== Extracted data ==
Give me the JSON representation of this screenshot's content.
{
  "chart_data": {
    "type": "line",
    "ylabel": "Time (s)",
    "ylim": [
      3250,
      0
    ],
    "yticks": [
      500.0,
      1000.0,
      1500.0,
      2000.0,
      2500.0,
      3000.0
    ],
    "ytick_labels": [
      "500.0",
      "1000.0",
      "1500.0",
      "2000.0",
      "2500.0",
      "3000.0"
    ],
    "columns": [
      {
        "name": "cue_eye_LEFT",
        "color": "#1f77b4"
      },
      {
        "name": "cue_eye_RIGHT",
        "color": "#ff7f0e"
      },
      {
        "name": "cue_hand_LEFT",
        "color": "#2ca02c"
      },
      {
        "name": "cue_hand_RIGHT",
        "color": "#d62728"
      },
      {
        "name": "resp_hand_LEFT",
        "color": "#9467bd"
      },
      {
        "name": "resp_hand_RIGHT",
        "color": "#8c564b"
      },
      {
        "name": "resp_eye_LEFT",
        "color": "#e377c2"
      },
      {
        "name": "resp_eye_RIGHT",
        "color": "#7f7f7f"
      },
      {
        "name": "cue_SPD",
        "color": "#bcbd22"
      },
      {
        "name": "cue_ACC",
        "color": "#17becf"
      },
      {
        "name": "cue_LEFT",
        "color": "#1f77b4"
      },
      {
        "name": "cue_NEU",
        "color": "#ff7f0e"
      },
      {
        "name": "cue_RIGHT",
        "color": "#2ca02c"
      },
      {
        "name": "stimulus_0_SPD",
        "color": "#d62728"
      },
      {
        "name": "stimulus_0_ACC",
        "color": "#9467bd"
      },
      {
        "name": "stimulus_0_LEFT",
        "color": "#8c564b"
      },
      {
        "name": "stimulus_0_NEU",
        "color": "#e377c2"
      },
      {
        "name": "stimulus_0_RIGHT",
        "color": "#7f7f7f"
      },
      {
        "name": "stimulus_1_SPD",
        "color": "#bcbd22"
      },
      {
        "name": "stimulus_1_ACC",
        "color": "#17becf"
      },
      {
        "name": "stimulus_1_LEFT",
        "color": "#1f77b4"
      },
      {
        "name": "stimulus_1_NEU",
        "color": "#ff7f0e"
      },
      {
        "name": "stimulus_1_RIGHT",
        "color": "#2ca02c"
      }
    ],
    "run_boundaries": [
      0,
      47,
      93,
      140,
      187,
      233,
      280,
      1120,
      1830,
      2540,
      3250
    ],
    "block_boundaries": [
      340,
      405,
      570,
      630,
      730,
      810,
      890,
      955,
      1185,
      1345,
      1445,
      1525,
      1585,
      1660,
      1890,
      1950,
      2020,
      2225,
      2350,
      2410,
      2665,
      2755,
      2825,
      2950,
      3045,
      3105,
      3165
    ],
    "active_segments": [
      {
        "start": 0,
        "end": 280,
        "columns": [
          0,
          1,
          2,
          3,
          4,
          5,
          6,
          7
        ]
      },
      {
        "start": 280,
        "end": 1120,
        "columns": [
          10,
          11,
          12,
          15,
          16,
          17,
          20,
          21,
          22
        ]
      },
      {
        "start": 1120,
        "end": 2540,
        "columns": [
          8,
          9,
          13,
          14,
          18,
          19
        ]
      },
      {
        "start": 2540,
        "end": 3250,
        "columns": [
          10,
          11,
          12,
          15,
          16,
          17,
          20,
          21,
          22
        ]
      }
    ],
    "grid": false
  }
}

== Exercise ==
Point out every line holding the string "start" and copy it.

== Result of this task ==
        "start": 0,
        "start": 280,
        "start": 1120,
        "start": 2540,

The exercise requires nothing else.